§ Exercise A:
In the entries, starting with their first line and going on through the line with "What elements are", replace "x-tick-label" with "x-axis-label" and leave the rest unchanged.

§ Page excerpt:

--- START ---

10 hours of trouble shooting this and you have just solved it.

i needed to set the DockCLK Polarity.

I also needed to reverse the polarity on the Vsync and HSync to get it to work

LCDIF_VDCTRL0 = LCDIF_VDCTRL0_ENABLE_PRESENT |
LCDIF_VDCTRL0_VSYNC_PERIOD_UNIT |
LCDIF_VDCTRL0_VSYNC_PULSE_WIDTH_UNIT |
LCDIF_VDCTRL0_VSYNC_PULSE_WIDTH(verticalSyncWidth) |
LCDIF_VDCTRL0_VSYNC_POL |
LCDIF_VDCTRL0_HSYNC_POL |
LCDIF_VDCTRL0_DOTCLK_POL;

I was starting to think the ST7277 was faulty. All the data signals where coming out correctly on the scope yet the screen was a mess as soon as i had full white pixels on it.

I seem to be missing the first row of pixels, but ill see if playing around with the porches will fix that

 

[theboot900]

Are you running 24bit or 16bit?

I like the speed of 16bit. However from what i can understand having 16bit padded input and 24bit data, it will do the conversion and just pad the lower bits of data with 0's. I dont think this gives as good as a colour range as doing a normal RGB565 to RGB888.

I think you can get the pixel pipeline to pull from a 16bit buffer, do the conversion to rgb888 and feed it straight to the lcdbuffer to output (Without needing to do memory to memory)

 

[jmarsh]

I'm pretty sure eLCDIF can extend 16-bit data to 24-bit on its own, copying the highest bits into the lowest to maintain proper range. The ST7277 datasheet says it upconverts the same way, although I would have doubts on a screen that small having a full 8 bits of range anyway.

 

[theboot900]

I'm pretty sure eLCDIF can extend 16-bit data to 24-bit on its own, copying the highest bits into the lowest to maintain proper range. The ST7277 datasheet says it upconverts the same way, although I would have doubts on a screen that small having a full 8 bits of range anyway.

--- END ---

§ Exercise B:
In the thread about the LCD display, how does eLCDIF keep the proper range when extending 16-bit data to 24-bit?

§ Supplied data:
--- START ---

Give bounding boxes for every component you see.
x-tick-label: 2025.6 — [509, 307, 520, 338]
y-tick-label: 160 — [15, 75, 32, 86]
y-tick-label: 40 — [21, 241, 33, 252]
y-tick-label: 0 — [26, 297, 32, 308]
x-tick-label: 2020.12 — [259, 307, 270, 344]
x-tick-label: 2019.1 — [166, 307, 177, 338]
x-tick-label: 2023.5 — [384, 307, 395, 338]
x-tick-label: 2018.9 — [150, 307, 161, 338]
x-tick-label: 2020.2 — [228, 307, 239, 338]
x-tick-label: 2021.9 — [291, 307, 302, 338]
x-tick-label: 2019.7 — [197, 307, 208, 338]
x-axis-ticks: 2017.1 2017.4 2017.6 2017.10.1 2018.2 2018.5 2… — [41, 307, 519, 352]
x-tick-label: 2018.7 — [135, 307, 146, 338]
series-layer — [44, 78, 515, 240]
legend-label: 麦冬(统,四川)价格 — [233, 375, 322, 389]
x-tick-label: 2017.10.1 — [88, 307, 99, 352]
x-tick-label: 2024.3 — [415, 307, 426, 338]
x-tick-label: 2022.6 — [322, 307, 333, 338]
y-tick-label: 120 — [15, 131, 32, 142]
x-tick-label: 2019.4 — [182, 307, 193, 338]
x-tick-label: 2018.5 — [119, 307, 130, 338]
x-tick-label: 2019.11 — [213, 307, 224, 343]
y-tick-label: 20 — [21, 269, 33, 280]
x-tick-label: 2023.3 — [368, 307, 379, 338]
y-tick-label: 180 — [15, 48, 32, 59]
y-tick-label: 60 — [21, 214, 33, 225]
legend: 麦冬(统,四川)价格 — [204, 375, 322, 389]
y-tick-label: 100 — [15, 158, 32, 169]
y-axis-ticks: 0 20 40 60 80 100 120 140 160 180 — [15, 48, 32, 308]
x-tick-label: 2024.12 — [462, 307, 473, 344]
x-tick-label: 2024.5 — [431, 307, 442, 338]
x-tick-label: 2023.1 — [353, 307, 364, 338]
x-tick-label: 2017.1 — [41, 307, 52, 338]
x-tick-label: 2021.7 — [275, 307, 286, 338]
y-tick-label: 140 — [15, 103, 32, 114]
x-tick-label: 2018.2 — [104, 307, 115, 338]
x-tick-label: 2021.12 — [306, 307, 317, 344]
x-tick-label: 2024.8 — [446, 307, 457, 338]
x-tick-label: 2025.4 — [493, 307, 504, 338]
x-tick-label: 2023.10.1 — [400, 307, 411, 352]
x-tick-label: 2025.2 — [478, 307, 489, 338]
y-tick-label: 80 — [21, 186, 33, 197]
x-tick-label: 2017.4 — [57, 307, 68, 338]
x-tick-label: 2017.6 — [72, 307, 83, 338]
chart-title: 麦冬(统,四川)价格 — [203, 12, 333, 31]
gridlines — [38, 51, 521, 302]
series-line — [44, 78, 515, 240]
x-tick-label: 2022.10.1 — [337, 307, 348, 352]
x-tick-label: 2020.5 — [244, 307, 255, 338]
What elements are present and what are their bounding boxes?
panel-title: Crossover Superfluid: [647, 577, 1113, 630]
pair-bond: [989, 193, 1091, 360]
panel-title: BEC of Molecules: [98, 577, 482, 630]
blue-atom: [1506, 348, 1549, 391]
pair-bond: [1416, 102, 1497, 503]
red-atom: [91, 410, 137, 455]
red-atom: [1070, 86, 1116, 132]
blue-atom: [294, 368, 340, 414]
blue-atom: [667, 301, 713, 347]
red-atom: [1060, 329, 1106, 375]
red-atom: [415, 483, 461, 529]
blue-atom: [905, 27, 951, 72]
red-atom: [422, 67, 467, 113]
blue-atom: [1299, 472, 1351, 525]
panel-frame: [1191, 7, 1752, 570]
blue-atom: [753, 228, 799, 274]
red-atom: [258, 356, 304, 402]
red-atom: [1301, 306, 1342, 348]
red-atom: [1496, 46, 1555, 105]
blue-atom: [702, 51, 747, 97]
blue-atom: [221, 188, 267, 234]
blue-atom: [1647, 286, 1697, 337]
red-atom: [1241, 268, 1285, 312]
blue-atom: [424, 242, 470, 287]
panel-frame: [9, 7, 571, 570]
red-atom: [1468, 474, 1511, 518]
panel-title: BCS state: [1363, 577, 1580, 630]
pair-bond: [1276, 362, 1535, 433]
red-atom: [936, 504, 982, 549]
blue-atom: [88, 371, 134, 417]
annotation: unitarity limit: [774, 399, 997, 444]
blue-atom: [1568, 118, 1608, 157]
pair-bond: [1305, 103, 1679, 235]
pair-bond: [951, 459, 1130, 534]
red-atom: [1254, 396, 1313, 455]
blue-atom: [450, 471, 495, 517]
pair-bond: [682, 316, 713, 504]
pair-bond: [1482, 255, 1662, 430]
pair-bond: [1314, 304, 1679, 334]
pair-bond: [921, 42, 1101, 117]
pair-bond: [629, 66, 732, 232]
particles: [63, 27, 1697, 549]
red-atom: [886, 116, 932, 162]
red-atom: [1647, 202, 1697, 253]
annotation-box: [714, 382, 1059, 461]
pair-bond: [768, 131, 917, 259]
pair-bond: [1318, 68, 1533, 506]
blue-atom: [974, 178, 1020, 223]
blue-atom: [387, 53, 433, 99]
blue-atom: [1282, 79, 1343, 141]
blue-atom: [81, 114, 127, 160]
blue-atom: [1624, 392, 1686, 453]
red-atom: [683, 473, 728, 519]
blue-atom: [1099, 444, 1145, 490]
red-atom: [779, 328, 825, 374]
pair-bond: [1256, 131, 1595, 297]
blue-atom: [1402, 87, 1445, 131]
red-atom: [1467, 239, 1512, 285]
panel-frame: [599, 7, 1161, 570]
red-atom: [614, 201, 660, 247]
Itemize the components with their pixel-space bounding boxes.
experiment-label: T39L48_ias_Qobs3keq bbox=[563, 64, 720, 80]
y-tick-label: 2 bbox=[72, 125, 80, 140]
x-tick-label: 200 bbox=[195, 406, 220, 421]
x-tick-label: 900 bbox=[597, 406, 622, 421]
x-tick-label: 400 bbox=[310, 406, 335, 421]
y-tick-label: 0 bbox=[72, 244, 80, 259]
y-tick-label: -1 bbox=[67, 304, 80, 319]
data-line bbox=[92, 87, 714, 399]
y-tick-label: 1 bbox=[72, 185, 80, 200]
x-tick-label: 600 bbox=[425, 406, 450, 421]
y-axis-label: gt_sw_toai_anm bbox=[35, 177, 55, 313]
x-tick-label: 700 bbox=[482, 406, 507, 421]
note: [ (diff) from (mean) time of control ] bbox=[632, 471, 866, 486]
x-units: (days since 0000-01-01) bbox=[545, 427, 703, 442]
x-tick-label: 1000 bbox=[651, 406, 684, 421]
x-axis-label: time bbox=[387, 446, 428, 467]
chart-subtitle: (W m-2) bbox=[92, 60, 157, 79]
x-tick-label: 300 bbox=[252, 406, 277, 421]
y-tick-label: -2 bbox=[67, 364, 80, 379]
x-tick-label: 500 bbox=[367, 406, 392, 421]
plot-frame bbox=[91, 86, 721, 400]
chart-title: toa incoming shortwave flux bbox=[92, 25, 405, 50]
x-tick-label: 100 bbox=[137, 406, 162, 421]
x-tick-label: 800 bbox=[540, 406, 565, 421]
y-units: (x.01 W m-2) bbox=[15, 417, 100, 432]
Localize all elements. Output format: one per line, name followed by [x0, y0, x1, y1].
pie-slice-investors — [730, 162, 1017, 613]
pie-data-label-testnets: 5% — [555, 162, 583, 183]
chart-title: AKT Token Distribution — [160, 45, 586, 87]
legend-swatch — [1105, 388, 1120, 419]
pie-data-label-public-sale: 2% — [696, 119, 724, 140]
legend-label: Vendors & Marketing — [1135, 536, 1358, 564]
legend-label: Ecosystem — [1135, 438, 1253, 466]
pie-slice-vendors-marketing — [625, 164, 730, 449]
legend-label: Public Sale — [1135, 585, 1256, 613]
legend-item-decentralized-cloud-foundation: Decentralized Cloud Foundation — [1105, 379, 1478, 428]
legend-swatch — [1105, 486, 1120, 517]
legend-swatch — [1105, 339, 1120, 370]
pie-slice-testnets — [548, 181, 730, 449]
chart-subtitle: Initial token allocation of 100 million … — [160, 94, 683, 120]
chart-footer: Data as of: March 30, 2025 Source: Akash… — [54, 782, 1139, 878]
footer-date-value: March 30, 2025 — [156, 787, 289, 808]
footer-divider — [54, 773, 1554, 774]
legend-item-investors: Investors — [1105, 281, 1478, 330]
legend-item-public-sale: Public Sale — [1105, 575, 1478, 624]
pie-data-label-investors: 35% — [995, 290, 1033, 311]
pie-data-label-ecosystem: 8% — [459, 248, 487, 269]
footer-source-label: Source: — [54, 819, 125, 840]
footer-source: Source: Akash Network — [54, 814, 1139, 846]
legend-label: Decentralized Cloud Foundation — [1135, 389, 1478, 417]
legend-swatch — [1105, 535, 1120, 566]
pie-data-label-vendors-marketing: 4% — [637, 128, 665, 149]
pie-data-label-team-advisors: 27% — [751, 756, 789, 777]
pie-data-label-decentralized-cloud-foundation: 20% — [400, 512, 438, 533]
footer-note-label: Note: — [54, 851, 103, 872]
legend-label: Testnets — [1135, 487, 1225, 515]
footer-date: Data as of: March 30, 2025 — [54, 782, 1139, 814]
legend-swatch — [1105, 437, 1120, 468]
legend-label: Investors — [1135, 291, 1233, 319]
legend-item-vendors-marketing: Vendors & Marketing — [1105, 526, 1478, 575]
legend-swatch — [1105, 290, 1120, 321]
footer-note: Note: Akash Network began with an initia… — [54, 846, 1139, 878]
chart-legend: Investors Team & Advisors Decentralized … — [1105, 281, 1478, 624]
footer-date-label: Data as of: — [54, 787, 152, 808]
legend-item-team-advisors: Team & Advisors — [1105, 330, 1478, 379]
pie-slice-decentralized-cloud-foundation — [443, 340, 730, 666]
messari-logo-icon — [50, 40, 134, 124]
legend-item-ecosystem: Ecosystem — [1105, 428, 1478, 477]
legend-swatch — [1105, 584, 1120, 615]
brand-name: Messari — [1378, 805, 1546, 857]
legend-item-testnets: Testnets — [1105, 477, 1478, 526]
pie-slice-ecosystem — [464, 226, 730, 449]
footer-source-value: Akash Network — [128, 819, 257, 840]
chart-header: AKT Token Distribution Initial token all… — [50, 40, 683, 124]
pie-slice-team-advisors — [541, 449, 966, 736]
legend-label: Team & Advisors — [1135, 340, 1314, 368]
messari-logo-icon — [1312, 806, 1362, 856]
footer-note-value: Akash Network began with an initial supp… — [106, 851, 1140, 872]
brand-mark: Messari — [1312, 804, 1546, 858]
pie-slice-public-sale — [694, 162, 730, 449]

--- END ---

§ Exercise answer A:
Give bounding boxes for every component you see.
x-axis-label: 2025.6 — [509, 307, 520, 338]
y-tick-label: 160 — [15, 75, 32, 86]
y-tick-label: 40 — [21, 241, 33, 252]
y-tick-label: 0 — [26, 297, 32, 308]
x-axis-label: 2020.12 — [259, 307, 270, 344]
x-axis-label: 2019.1 — [166, 307, 177, 338]
x-axis-label: 2023.5 — [384, 307, 395, 338]
x-axis-label: 2018.9 — [150, 307, 161, 338]
x-axis-label: 2020.2 — [228, 307, 239, 338]
x-axis-label: 2021.9 — [291, 307, 302, 338]
x-axis-label: 2019.7 — [197, 307, 208, 338]
x-axis-ticks: 2017.1 2017.4 2017.6 2017.10.1 2018.2 2018.5 2… — [41, 307, 519, 352]
x-axis-label: 2018.7 — [135, 307, 146, 338]
series-layer — [44, 78, 515, 240]
legend-label: 麦冬(统,四川)价格 — [233, 375, 322, 389]
x-axis-label: 2017.10.1 — [88, 307, 99, 352]
x-axis-label: 2024.3 — [415, 307, 426, 338]
x-axis-label: 2022.6 — [322, 307, 333, 338]
y-tick-label: 120 — [15, 131, 32, 142]
x-axis-label: 2019.4 — [182, 307, 193, 338]
x-axis-label: 2018.5 — [119, 307, 130, 338]
x-axis-label: 2019.11 — [213, 307, 224, 343]
y-tick-label: 20 — [21, 269, 33, 280]
x-axis-label: 2023.3 — [368, 307, 379, 338]
y-tick-label: 180 — [15, 48, 32, 59]
y-tick-label: 60 — [21, 214, 33, 225]
legend: 麦冬(统,四川)价格 — [204, 375, 322, 389]
y-tick-label: 100 — [15, 158, 32, 169]
y-axis-ticks: 0 20 40 60 80 100 120 140 160 180 — [15, 48, 32, 308]
x-axis-label: 2024.12 — [462, 307, 473, 344]
x-axis-label: 2024.5 — [431, 307, 442, 338]
x-axis-label: 2023.1 — [353, 307, 364, 338]
x-axis-label: 2017.1 — [41, 307, 52, 338]
x-axis-label: 2021.7 — [275, 307, 286, 338]
y-tick-label: 140 — [15, 103, 32, 114]
x-axis-label: 2018.2 — [104, 307, 115, 338]
x-axis-label: 2021.12 — [306, 307, 317, 344]
x-axis-label: 2024.8 — [446, 307, 457, 338]
x-axis-label: 2025.4 — [493, 307, 504, 338]
x-axis-label: 2023.10.1 — [400, 307, 411, 352]
x-axis-label: 2025.2 — [478, 307, 489, 338]
y-tick-label: 80 — [21, 186, 33, 197]
x-axis-label: 2017.4 — [57, 307, 68, 338]
x-axis-label: 2017.6 — [72, 307, 83, 338]
chart-title: 麦冬(统,四川)价格 — [203, 12, 333, 31]
gridlines — [38, 51, 521, 302]
series-line — [44, 78, 515, 240]
x-axis-label: 2022.10.1 — [337, 307, 348, 352]
x-axis-label: 2020.5 — [244, 307, 255, 338]
What elements are present and what are their bounding boxes?

§ Exercise answer B:
It copies the highest bits into the lowest.